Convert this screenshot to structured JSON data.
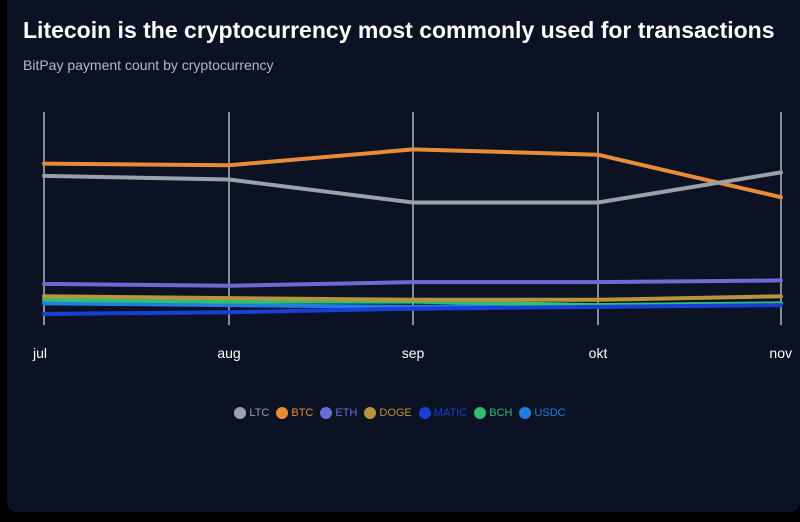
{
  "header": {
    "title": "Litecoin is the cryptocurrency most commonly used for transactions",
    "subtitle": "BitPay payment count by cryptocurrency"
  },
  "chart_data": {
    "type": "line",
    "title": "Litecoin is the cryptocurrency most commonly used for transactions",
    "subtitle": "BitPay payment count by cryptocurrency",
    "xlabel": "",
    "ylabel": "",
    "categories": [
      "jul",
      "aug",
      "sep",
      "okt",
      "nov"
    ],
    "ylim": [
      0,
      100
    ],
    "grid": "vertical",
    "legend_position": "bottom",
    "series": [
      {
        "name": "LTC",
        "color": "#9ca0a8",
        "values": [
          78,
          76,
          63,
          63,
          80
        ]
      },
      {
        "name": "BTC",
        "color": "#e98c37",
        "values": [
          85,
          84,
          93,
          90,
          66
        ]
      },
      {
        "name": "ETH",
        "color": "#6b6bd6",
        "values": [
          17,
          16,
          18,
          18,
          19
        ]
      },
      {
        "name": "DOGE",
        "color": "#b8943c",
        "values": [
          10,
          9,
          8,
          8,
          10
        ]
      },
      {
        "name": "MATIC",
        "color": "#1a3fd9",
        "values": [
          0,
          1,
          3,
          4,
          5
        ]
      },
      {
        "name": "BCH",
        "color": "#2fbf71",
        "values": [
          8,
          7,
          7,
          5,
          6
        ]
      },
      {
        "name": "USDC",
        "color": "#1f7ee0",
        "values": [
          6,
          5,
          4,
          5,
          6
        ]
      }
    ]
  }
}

══════════════════════════════

TASK PROMPT: Repeat the records above exactly, leaving out the pictures.

FULL SOLUTION:
Convert this screenshot to structured JSON data.
{
  "header": {
    "title": "Litecoin is the cryptocurrency most commonly used for transactions",
    "subtitle": "BitPay payment count by cryptocurrency"
  },
  "chart_data": {
    "type": "line",
    "title": "Litecoin is the cryptocurrency most commonly used for transactions",
    "subtitle": "BitPay payment count by cryptocurrency",
    "xlabel": "",
    "ylabel": "",
    "categories": [
      "jul",
      "aug",
      "sep",
      "okt",
      "nov"
    ],
    "ylim": [
      0,
      100
    ],
    "grid": "vertical",
    "legend_position": "bottom",
    "series": [
      {
        "name": "LTC",
        "color": "#9ca0a8",
        "values": [
          78,
          76,
          63,
          63,
          80
        ]
      },
      {
        "name": "BTC",
        "color": "#e98c37",
        "values": [
          85,
          84,
          93,
          90,
          66
        ]
      },
      {
        "name": "ETH",
        "color": "#6b6bd6",
        "values": [
          17,
          16,
          18,
          18,
          19
        ]
      },
      {
        "name": "DOGE",
        "color": "#b8943c",
        "values": [
          10,
          9,
          8,
          8,
          10
        ]
      },
      {
        "name": "MATIC",
        "color": "#1a3fd9",
        "values": [
          0,
          1,
          3,
          4,
          5
        ]
      },
      {
        "name": "BCH",
        "color": "#2fbf71",
        "values": [
          8,
          7,
          7,
          5,
          6
        ]
      },
      {
        "name": "USDC",
        "color": "#1f7ee0",
        "values": [
          6,
          5,
          4,
          5,
          6
        ]
      }
    ]
  }
}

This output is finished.